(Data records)
********

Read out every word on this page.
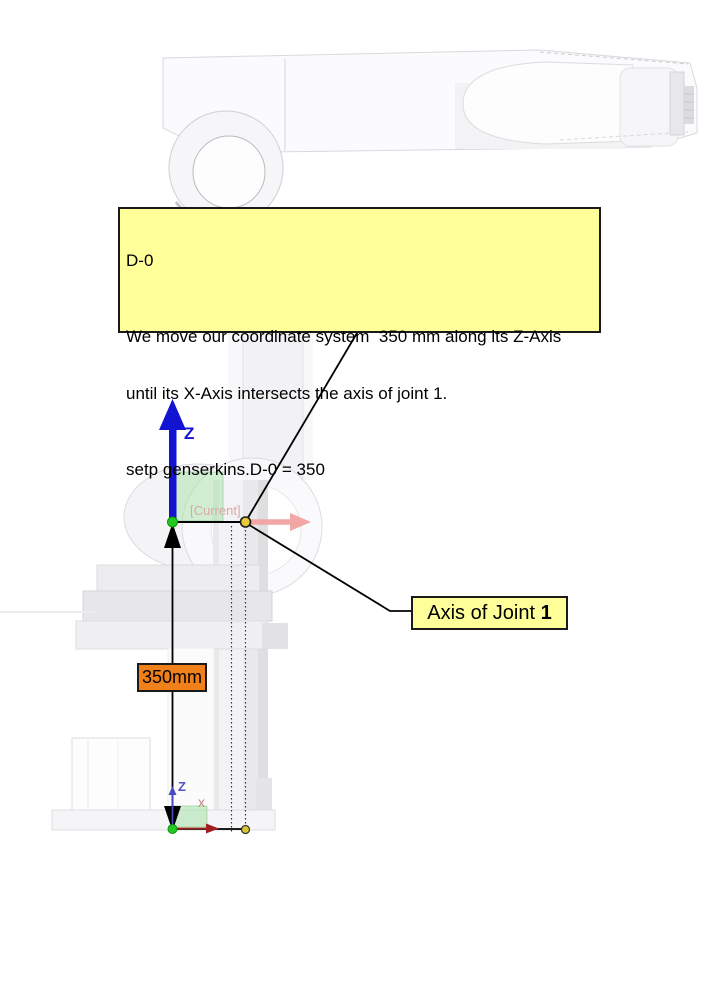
D-0

We move our coordinate system  350 mm along its Z-Axis

until its X-Axis intersects the axis of joint 1.

setp genserkins.D-0 = 350

Axis of Joint 1
350mm
Z
[Current]
Z
x
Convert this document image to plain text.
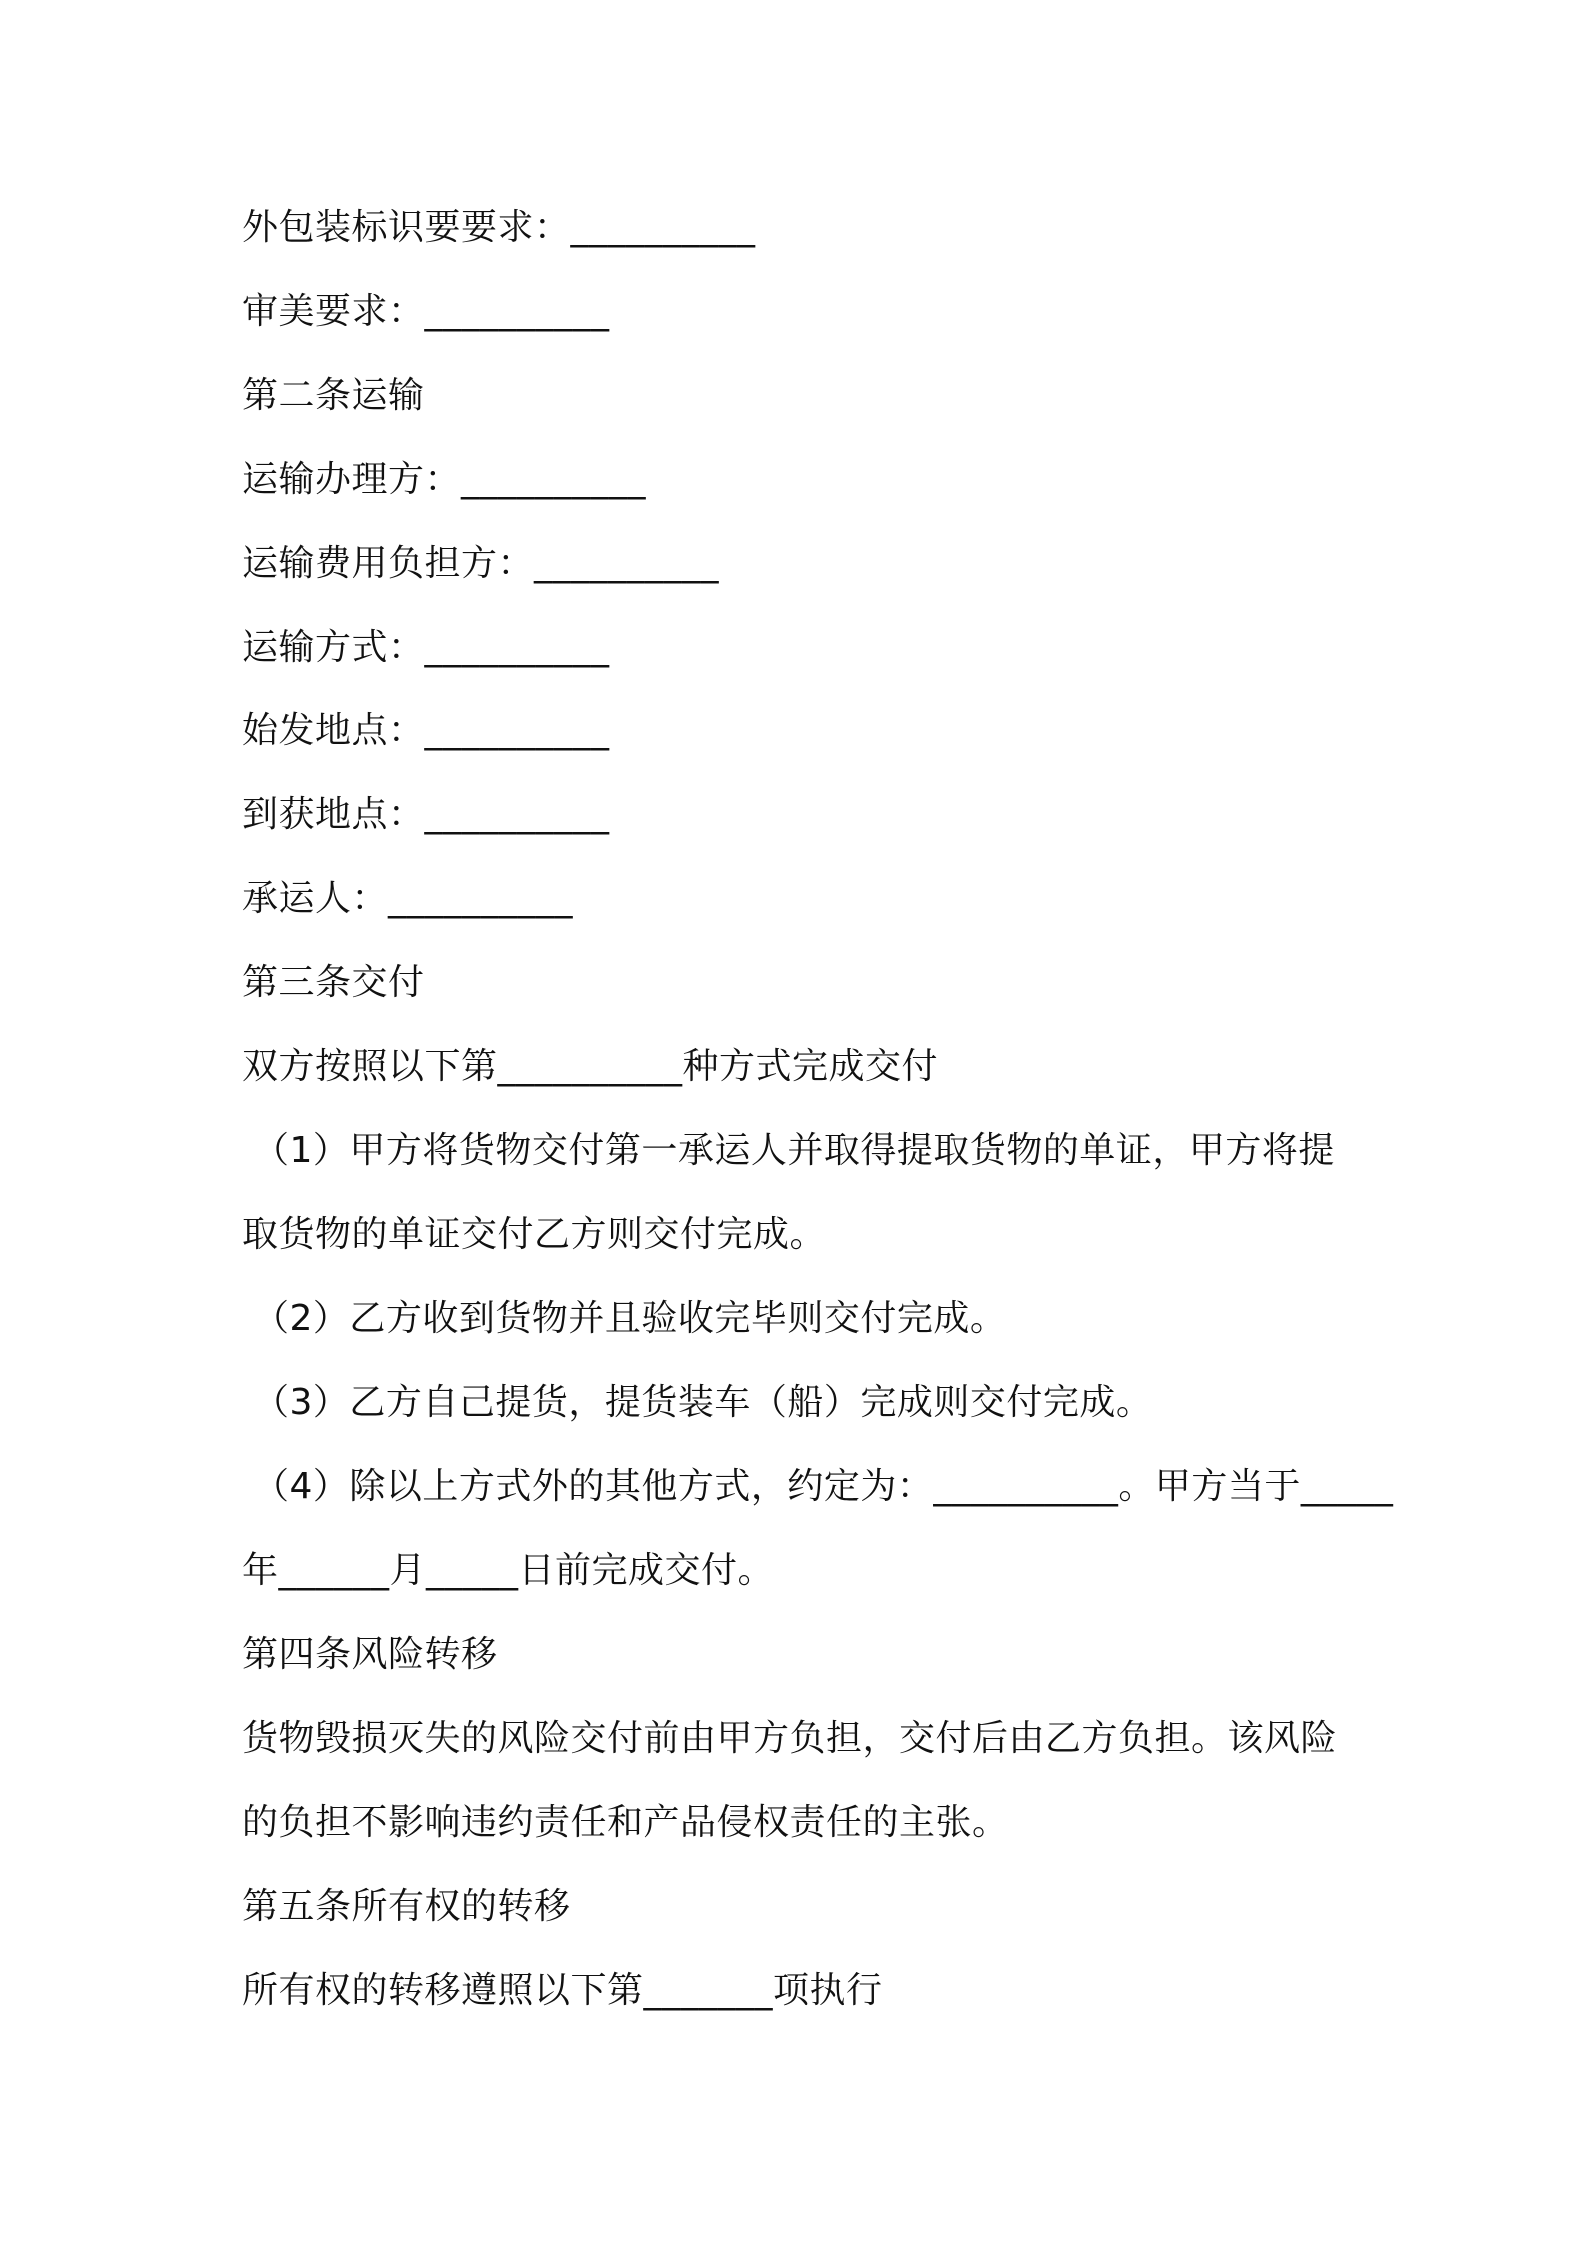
外包装标识要要求：__________
审美要求：__________
第二条运输
运输办理方：__________
运输费用负担方：__________
运输方式：__________
始发地点：__________
到获地点：__________
承运人：__________
第三条交付
双方按照以下第__________种方式完成交付
（1）甲方将货物交付第一承运人并取得提取货物的单证，甲方将提
取货物的单证交付乙方则交付完成。
（2）乙方收到货物并且验收完毕则交付完成。
（3）乙方自己提货，提货装车（船）完成则交付完成。
（4）除以上方式外的其他方式，约定为：__________。甲方当于_____
年______月_____日前完成交付。
第四条风险转移
货物毁损灭失的风险交付前由甲方负担，交付后由乙方负担。该风险
的负担不影响违约责任和产品侵权责任的主张。
第五条所有权的转移
所有权的转移遵照以下第_______项执行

********

Exercise: The records above must be echoed exactly, minus their pictures.

Worked answer:
Read out every word on this page.
D-0

We move our coordinate system  350 mm along its Z-Axis

until its X-Axis intersects the axis of joint 1.

setp genserkins.D-0 = 350

Axis of Joint 1
350mm
Z
[Current]
Z
x
Convert this document image to plain text.
外包装标识要要求：__________
审美要求：__________
第二条运输
运输办理方：__________
运输费用负担方：__________
运输方式：__________
始发地点：__________
到获地点：__________
承运人：__________
第三条交付
双方按照以下第__________种方式完成交付
（1）甲方将货物交付第一承运人并取得提取货物的单证，甲方将提
取货物的单证交付乙方则交付完成。
（2）乙方收到货物并且验收完毕则交付完成。
（3）乙方自己提货，提货装车（船）完成则交付完成。
（4）除以上方式外的其他方式，约定为：__________。甲方当于_____
年______月_____日前完成交付。
第四条风险转移
货物毁损灭失的风险交付前由甲方负担，交付后由乙方负担。该风险
的负担不影响违约责任和产品侵权责任的主张。
第五条所有权的转移
所有权的转移遵照以下第_______项执行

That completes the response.